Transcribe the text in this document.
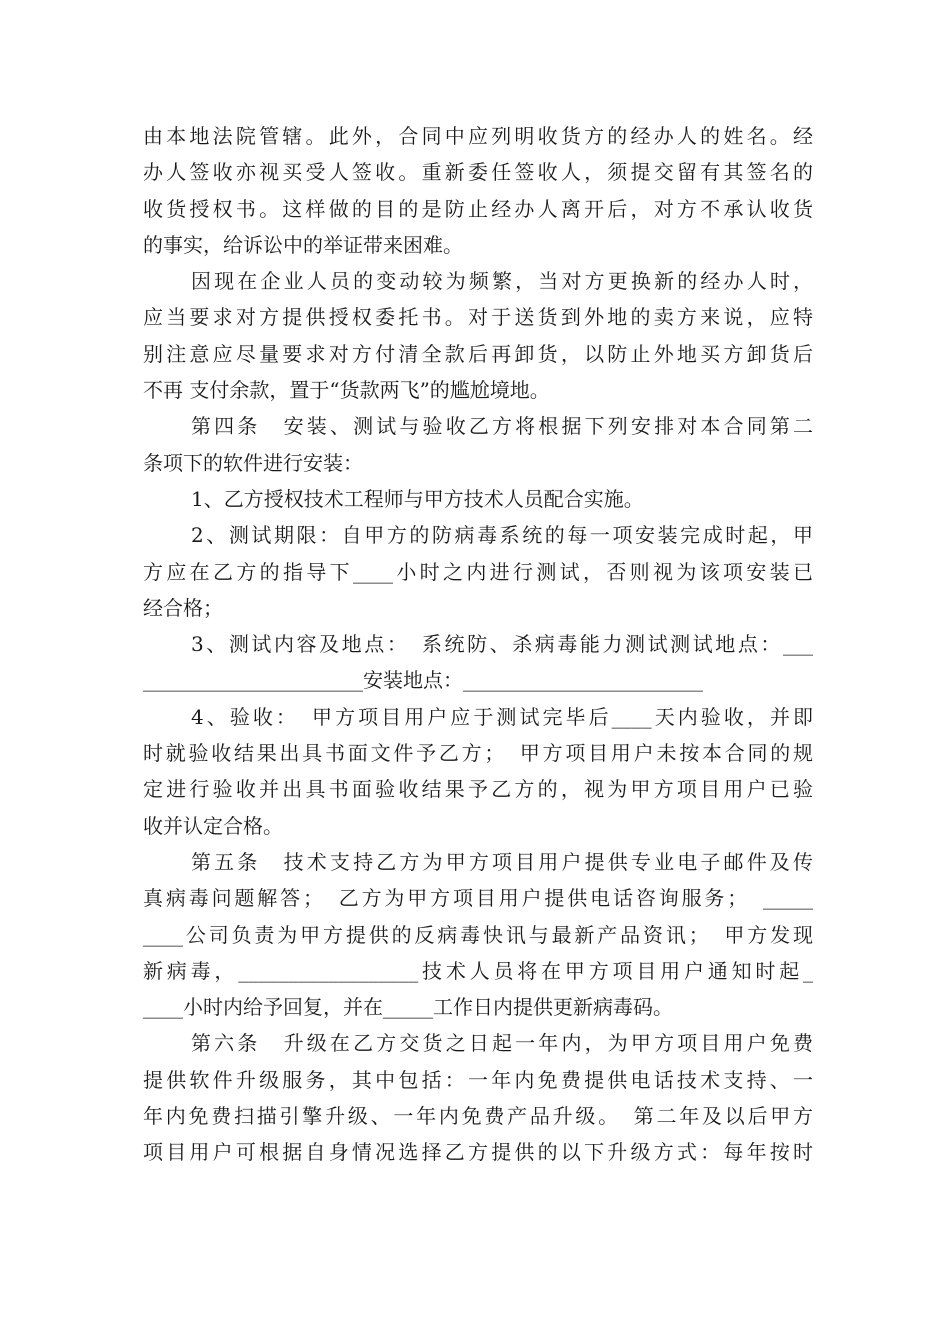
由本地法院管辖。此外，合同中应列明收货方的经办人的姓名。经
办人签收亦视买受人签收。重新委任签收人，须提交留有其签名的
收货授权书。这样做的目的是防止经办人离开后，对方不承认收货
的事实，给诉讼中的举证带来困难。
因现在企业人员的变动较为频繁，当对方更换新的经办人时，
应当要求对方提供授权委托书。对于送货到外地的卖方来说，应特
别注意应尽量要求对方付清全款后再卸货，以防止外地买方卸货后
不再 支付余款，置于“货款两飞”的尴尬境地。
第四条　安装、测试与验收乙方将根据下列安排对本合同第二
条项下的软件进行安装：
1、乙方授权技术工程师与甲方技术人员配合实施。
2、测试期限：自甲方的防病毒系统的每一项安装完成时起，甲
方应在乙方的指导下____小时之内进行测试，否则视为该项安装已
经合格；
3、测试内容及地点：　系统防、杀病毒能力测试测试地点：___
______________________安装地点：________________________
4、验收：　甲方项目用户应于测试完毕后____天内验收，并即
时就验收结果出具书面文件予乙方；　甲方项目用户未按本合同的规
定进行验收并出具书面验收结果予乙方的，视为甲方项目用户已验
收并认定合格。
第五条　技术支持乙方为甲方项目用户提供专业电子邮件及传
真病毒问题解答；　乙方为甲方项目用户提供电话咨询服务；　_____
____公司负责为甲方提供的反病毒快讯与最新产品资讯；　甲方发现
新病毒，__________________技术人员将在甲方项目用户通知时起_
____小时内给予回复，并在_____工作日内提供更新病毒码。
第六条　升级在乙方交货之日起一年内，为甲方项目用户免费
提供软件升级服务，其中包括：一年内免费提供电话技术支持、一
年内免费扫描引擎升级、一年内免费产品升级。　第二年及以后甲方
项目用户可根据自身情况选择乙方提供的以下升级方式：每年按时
==========
#### Exercise aim:
Repeat the material above verbatim. Leave the pictures behind.

#### Exercise response:
Transcribe the text in this document.
由本地法院管辖。此外，合同中应列明收货方的经办人的姓名。经
办人签收亦视买受人签收。重新委任签收人，须提交留有其签名的
收货授权书。这样做的目的是防止经办人离开后，对方不承认收货
的事实，给诉讼中的举证带来困难。
因现在企业人员的变动较为频繁，当对方更换新的经办人时，
应当要求对方提供授权委托书。对于送货到外地的卖方来说，应特
别注意应尽量要求对方付清全款后再卸货，以防止外地买方卸货后
不再 支付余款，置于“货款两飞”的尴尬境地。
第四条　安装、测试与验收乙方将根据下列安排对本合同第二
条项下的软件进行安装：
1、乙方授权技术工程师与甲方技术人员配合实施。
2、测试期限：自甲方的防病毒系统的每一项安装完成时起，甲
方应在乙方的指导下____小时之内进行测试，否则视为该项安装已
经合格；
3、测试内容及地点：　系统防、杀病毒能力测试测试地点：___
______________________安装地点：________________________
4、验收：　甲方项目用户应于测试完毕后____天内验收，并即
时就验收结果出具书面文件予乙方；　甲方项目用户未按本合同的规
定进行验收并出具书面验收结果予乙方的，视为甲方项目用户已验
收并认定合格。
第五条　技术支持乙方为甲方项目用户提供专业电子邮件及传
真病毒问题解答；　乙方为甲方项目用户提供电话咨询服务；　_____
____公司负责为甲方提供的反病毒快讯与最新产品资讯；　甲方发现
新病毒，__________________技术人员将在甲方项目用户通知时起_
____小时内给予回复，并在_____工作日内提供更新病毒码。
第六条　升级在乙方交货之日起一年内，为甲方项目用户免费
提供软件升级服务，其中包括：一年内免费提供电话技术支持、一
年内免费扫描引擎升级、一年内免费产品升级。　第二年及以后甲方
项目用户可根据自身情况选择乙方提供的以下升级方式：每年按时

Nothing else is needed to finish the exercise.